- [EXERCISE] Restate the records below word for word.

- [RECORDS TO USE]
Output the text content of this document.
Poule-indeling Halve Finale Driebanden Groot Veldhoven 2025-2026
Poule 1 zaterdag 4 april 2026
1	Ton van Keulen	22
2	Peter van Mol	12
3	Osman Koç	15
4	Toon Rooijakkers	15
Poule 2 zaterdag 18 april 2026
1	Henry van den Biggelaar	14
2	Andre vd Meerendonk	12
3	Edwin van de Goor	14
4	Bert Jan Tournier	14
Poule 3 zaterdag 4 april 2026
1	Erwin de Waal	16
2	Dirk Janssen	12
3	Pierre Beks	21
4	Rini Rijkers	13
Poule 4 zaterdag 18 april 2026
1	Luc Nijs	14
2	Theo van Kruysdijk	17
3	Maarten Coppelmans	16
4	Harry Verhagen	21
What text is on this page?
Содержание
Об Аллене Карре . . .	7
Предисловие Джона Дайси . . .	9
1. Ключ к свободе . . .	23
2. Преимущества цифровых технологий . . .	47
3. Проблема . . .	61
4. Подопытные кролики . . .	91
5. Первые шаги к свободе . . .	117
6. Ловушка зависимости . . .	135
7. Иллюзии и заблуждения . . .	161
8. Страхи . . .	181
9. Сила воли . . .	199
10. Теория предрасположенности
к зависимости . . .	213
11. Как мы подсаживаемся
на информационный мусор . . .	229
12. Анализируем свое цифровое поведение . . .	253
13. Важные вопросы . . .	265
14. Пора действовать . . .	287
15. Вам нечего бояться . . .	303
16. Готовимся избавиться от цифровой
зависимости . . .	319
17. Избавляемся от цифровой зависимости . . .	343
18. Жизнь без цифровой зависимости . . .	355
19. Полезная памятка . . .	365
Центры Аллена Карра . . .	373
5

- [TASK RESULT]
Output the text content of this document.
Poule-indeling Halve Finale Driebanden Groot Veldhoven 2025-2026
Poule 1 zaterdag 4 april 2026
1	Ton van Keulen	22
2	Peter van Mol	12
3	Osman Koç	15
4	Toon Rooijakkers	15
Poule 2 zaterdag 18 april 2026
1	Henry van den Biggelaar	14
2	Andre vd Meerendonk	12
3	Edwin van de Goor	14
4	Bert Jan Tournier	14
Poule 3 zaterdag 4 april 2026
1	Erwin de Waal	16
2	Dirk Janssen	12
3	Pierre Beks	21
4	Rini Rijkers	13
Poule 4 zaterdag 18 april 2026
1	Luc Nijs	14
2	Theo van Kruysdijk	17
3	Maarten Coppelmans	16
4	Harry Verhagen	21
What text is on this page?
Содержание
Об Аллене Карре . . .	7
Предисловие Джона Дайси . . .	9
1. Ключ к свободе . . .	23
2. Преимущества цифровых технологий . . .	47
3. Проблема . . .	61
4. Подопытные кролики . . .	91
5. Первые шаги к свободе . . .	117
6. Ловушка зависимости . . .	135
7. Иллюзии и заблуждения . . .	161
8. Страхи . . .	181
9. Сила воли . . .	199
10. Теория предрасположенности
к зависимости . . .	213
11. Как мы подсаживаемся
на информационный мусор . . .	229
12. Анализируем свое цифровое поведение . . .	253
13. Важные вопросы . . .	265
14. Пора действовать . . .	287
15. Вам нечего бояться . . .	303
16. Готовимся избавиться от цифровой
зависимости . . .	319
17. Избавляемся от цифровой зависимости . . .	343
18. Жизнь без цифровой зависимости . . .	355
19. Полезная памятка . . .	365
Центры Аллена Карра . . .	373
5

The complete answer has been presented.